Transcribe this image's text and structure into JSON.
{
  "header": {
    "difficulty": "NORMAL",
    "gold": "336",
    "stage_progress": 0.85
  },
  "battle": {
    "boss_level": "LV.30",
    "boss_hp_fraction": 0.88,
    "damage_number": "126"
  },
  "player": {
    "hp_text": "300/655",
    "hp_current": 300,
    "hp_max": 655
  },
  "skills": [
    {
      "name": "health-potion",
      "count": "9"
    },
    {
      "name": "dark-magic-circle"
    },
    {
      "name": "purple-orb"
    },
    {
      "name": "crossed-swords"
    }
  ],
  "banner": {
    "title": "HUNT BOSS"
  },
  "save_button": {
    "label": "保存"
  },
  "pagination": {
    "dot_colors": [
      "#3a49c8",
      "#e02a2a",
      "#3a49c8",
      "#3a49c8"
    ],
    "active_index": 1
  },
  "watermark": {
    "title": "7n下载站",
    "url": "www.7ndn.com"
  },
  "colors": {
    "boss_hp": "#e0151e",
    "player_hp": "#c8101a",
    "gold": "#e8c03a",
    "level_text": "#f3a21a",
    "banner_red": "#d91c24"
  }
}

• [EXERCISE DETAILS] Extract each entry in full and write it down exactly.

• [SOLUTION TO THIS PROBLEM]
Transcribe this image's text and structure into JSON.
{
  "header": {
    "difficulty": "NORMAL",
    "gold": "336",
    "stage_progress": 0.85
  },
  "battle": {
    "boss_level": "LV.30",
    "boss_hp_fraction": 0.88,
    "damage_number": "126"
  },
  "player": {
    "hp_text": "300/655",
    "hp_current": 300,
    "hp_max": 655
  },
  "skills": [
    {
      "name": "health-potion",
      "count": "9"
    },
    {
      "name": "dark-magic-circle"
    },
    {
      "name": "purple-orb"
    },
    {
      "name": "crossed-swords"
    }
  ],
  "banner": {
    "title": "HUNT BOSS"
  },
  "save_button": {
    "label": "保存"
  },
  "pagination": {
    "dot_colors": [
      "#3a49c8",
      "#e02a2a",
      "#3a49c8",
      "#3a49c8"
    ],
    "active_index": 1
  },
  "watermark": {
    "title": "7n下载站",
    "url": "www.7ndn.com"
  },
  "colors": {
    "boss_hp": "#e0151e",
    "player_hp": "#c8101a",
    "gold": "#e8c03a",
    "level_text": "#f3a21a",
    "banner_red": "#d91c24"
  }
}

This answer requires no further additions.